• _Exercise directions_:
Report only the number of lines holding "MINIDOW".

Dataset excerpts:
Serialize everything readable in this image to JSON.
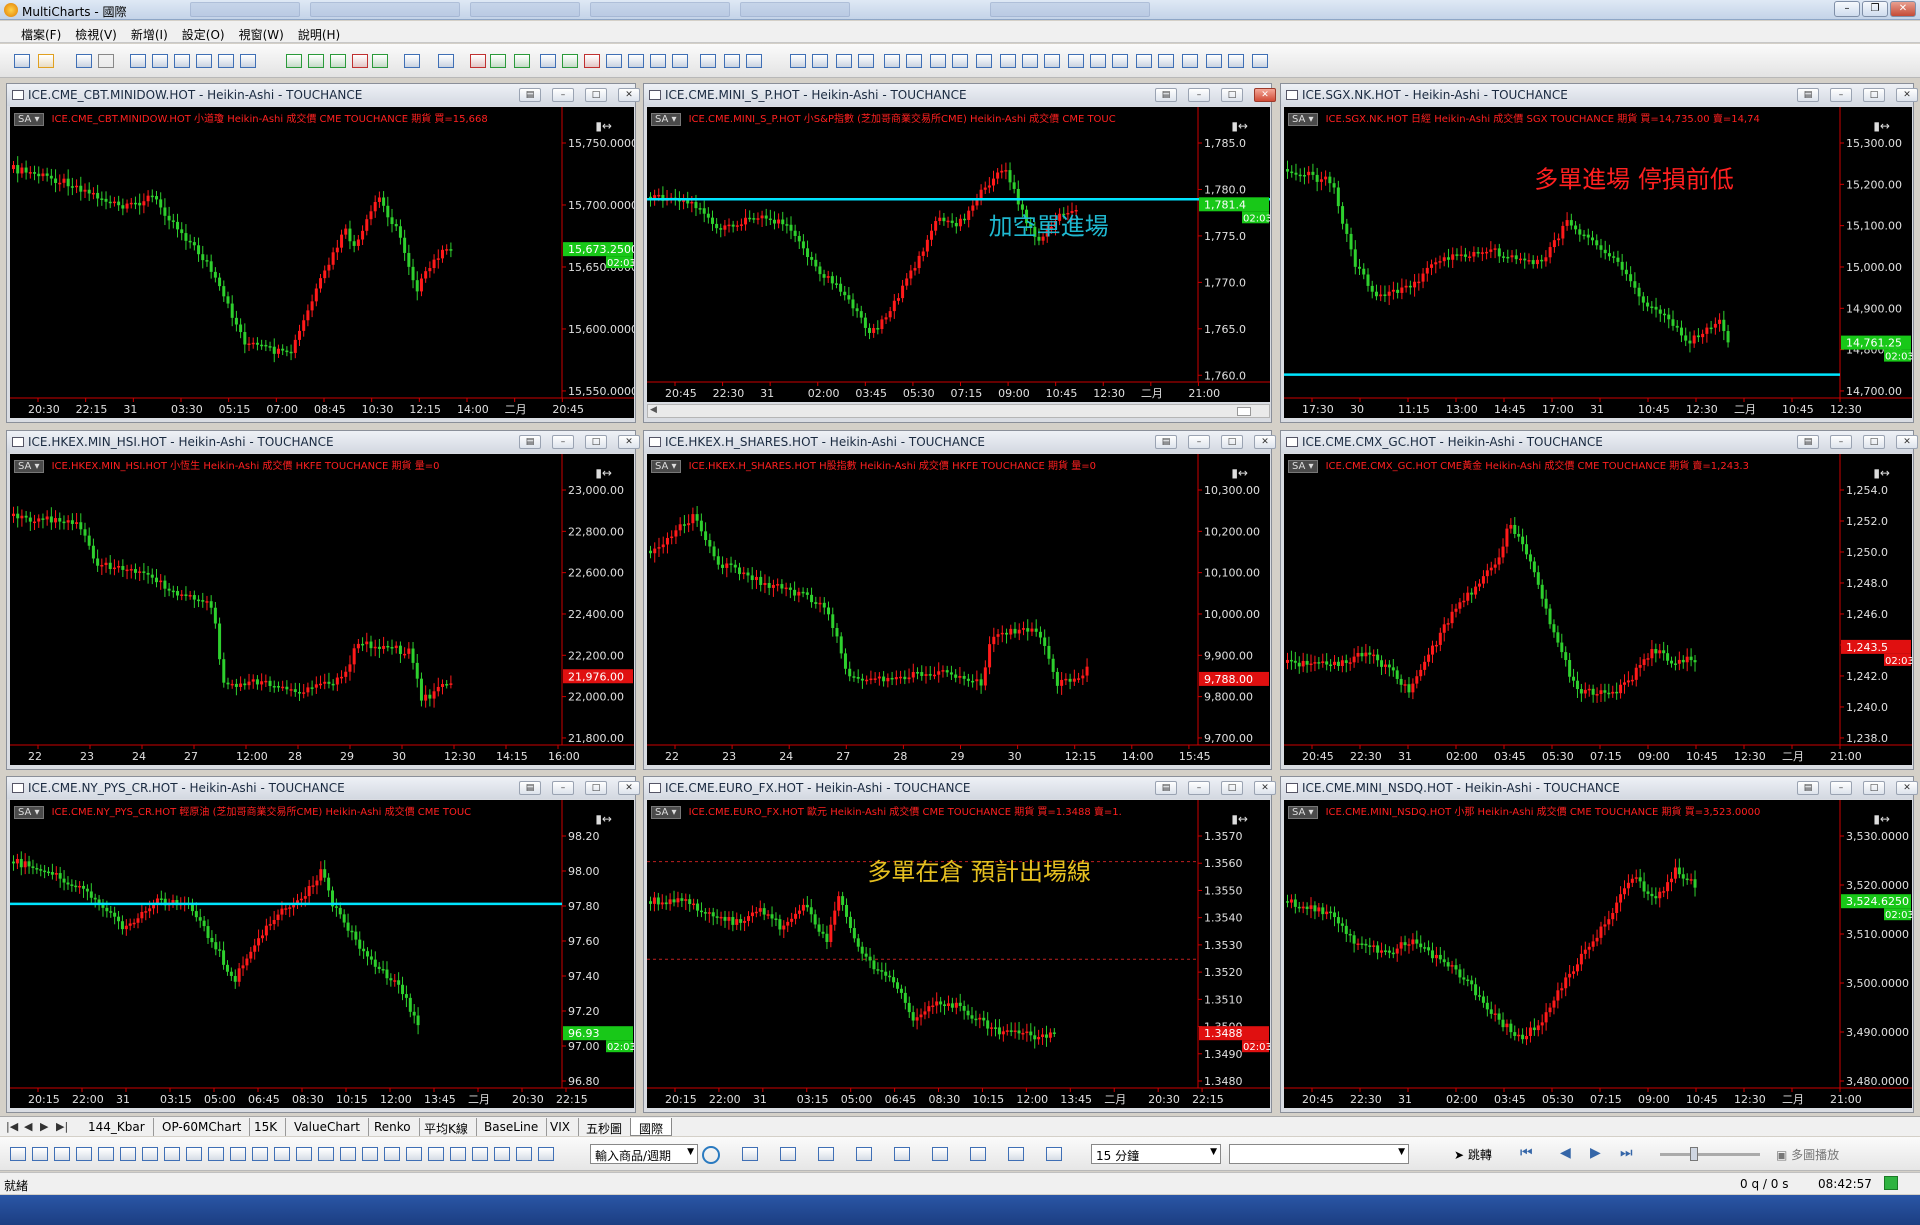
{
  "app": {
    "title": "MultiCharts - 國際"
  },
  "menu": [
    "檔案(F)",
    "檢視(V)",
    "新增(I)",
    "設定(O)",
    "視窗(W)",
    "說明(H)"
  ],
  "colors": {
    "bull": "#ff1a1a",
    "bear": "#2ed02e",
    "cyan_line": "#00e5ff",
    "axis_text": "#e0e0e0",
    "legend_red": "#ff2020"
  },
  "charts": [
    {
      "title": "ICE.CME_CBT.MINIDOW.HOT - Heikin-Ashi - TOUCHANCE",
      "legend": "ICE.CME_CBT.MINIDOW.HOT  小道瓊  Heikin-Ashi  成交價  CME  TOUCHANCE  期貨  買=15,668",
      "y_ticks": [
        "15,750.0000",
        "15,700.0000",
        "15,650.0000",
        "15,600.0000",
        "15,550.0000"
      ],
      "x_ticks": [
        "20:30",
        "22:15",
        "31",
        "03:30",
        "05:15",
        "07:00",
        "08:45",
        "10:30",
        "12:15",
        "14:00",
        "二月",
        "20:45"
      ],
      "price_tag": "15,673.2500",
      "time_tag": "02:03"
    },
    {
      "title": "ICE.CME.MINI_S_P.HOT - Heikin-Ashi - TOUCHANCE",
      "legend": "ICE.CME.MINI_S_P.HOT  小S&P指數 (芝加哥商業交易所CME)  Heikin-Ashi  成交價  CME  TOUC",
      "y_ticks": [
        "1,785.0",
        "1,780.0",
        "1,775.0",
        "1,770.0",
        "1,765.0",
        "1,760.0"
      ],
      "x_ticks": [
        "20:45",
        "22:30",
        "31",
        "02:00",
        "03:45",
        "05:30",
        "07:15",
        "09:00",
        "10:45",
        "12:30",
        "二月",
        "21:00"
      ],
      "price_tag": "1,781.4",
      "time_tag": "02:03",
      "annotation": "加空單進場"
    },
    {
      "title": "ICE.SGX.NK.HOT - Heikin-Ashi - TOUCHANCE",
      "legend": "ICE.SGX.NK.HOT  日經  Heikin-Ashi  成交價  SGX  TOUCHANCE  期貨  買=14,735.00  賣=14,74",
      "y_ticks": [
        "15,300.00",
        "15,200.00",
        "15,100.00",
        "15,000.00",
        "14,900.00",
        "14,800.00",
        "14,700.00"
      ],
      "x_ticks": [
        "17:30",
        "30",
        "11:15",
        "13:00",
        "14:45",
        "17:00",
        "31",
        "10:45",
        "12:30",
        "二月",
        "10:45",
        "12:30"
      ],
      "price_tag": "14,761.25",
      "time_tag": "02:03",
      "annotation": "多單進場 停損前低"
    },
    {
      "title": "ICE.HKEX.MIN_HSI.HOT - Heikin-Ashi - TOUCHANCE",
      "legend": "ICE.HKEX.MIN_HSI.HOT  小恆生  Heikin-Ashi  成交價  HKFE  TOUCHANCE  期貨  量=0",
      "y_ticks": [
        "23,000.00",
        "22,800.00",
        "22,600.00",
        "22,400.00",
        "22,200.00",
        "22,000.00",
        "21,800.00"
      ],
      "x_ticks": [
        "22",
        "23",
        "24",
        "27",
        "12:00",
        "28",
        "29",
        "30",
        "12:30",
        "14:15",
        "16:00"
      ],
      "price_tag": "21,976.00"
    },
    {
      "title": "ICE.HKEX.H_SHARES.HOT - Heikin-Ashi - TOUCHANCE",
      "legend": "ICE.HKEX.H_SHARES.HOT  H股指數  Heikin-Ashi  成交價  HKFE  TOUCHANCE  期貨  量=0",
      "y_ticks": [
        "10,300.00",
        "10,200.00",
        "10,100.00",
        "10,000.00",
        "9,900.00",
        "9,800.00",
        "9,700.00"
      ],
      "x_ticks": [
        "22",
        "23",
        "24",
        "27",
        "28",
        "29",
        "30",
        "12:15",
        "14:00",
        "15:45"
      ],
      "price_tag": "9,788.00"
    },
    {
      "title": "ICE.CME.CMX_GC.HOT - Heikin-Ashi - TOUCHANCE",
      "legend": "ICE.CME.CMX_GC.HOT  CME黃金  Heikin-Ashi  成交價  CME  TOUCHANCE  期貨  賣=1,243.3",
      "y_ticks": [
        "1,254.0",
        "1,252.0",
        "1,250.0",
        "1,248.0",
        "1,246.0",
        "1,244.0",
        "1,242.0",
        "1,240.0",
        "1,238.0"
      ],
      "x_ticks": [
        "20:45",
        "22:30",
        "31",
        "02:00",
        "03:45",
        "05:30",
        "07:15",
        "09:00",
        "10:45",
        "12:30",
        "二月",
        "21:00"
      ],
      "price_tag": "1,243.5",
      "time_tag": "02:03"
    },
    {
      "title": "ICE.CME.NY_PYS_CR.HOT - Heikin-Ashi - TOUCHANCE",
      "legend": "ICE.CME.NY_PYS_CR.HOT  輕原油 (芝加哥商業交易所CME)  Heikin-Ashi  成交價  CME  TOUC",
      "y_ticks": [
        "98.20",
        "98.00",
        "97.80",
        "97.60",
        "97.40",
        "97.20",
        "97.00",
        "96.80"
      ],
      "x_ticks": [
        "20:15",
        "22:00",
        "31",
        "03:15",
        "05:00",
        "06:45",
        "08:30",
        "10:15",
        "12:00",
        "13:45",
        "二月",
        "20:30",
        "22:15"
      ],
      "price_tag": "96.93",
      "time_tag": "02:03"
    },
    {
      "title": "ICE.CME.EURO_FX.HOT - Heikin-Ashi - TOUCHANCE",
      "legend": "ICE.CME.EURO_FX.HOT  歐元  Heikin-Ashi  成交價  CME  TOUCHANCE  期貨  買=1.3488  賣=1.",
      "y_ticks": [
        "1.3570",
        "1.3560",
        "1.3550",
        "1.3540",
        "1.3530",
        "1.3520",
        "1.3510",
        "1.3500",
        "1.3490",
        "1.3480"
      ],
      "x_ticks": [
        "20:15",
        "22:00",
        "31",
        "03:15",
        "05:00",
        "06:45",
        "08:30",
        "10:15",
        "12:00",
        "13:45",
        "二月",
        "20:30",
        "22:15"
      ],
      "price_tag": "1.3488",
      "time_tag": "02:03",
      "annotation": "多單在倉 預計出場線"
    },
    {
      "title": "ICE.CME.MINI_NSDQ.HOT - Heikin-Ashi - TOUCHANCE",
      "legend": "ICE.CME.MINI_NSDQ.HOT  小那  Heikin-Ashi  成交價  CME  TOUCHANCE  期貨  買=3,523.0000",
      "y_ticks": [
        "3,530.0000",
        "3,520.0000",
        "3,510.0000",
        "3,500.0000",
        "3,490.0000",
        "3,480.0000"
      ],
      "x_ticks": [
        "20:45",
        "22:30",
        "31",
        "02:00",
        "03:45",
        "05:30",
        "07:15",
        "09:00",
        "10:45",
        "12:30",
        "二月",
        "21:00"
      ],
      "price_tag": "3,524.6250",
      "time_tag": "02:03"
    }
  ],
  "tabs": [
    "144_Kbar",
    "OP-60MChart",
    "15K",
    "ValueChart",
    "Renko",
    "平均K線",
    "BaseLine",
    "VIX",
    "五秒圖",
    "國際"
  ],
  "active_tab": "國際",
  "drawbar": {
    "symbol_combo": "輸入商品/週期",
    "interval_combo": "15 分鐘",
    "jump_label": "跳轉",
    "multi_play": "多圖播放"
  },
  "status": {
    "left": "就緒",
    "counter": "0 q / 0 s",
    "clock": "08:42:57"
  }
}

• _The response_:
2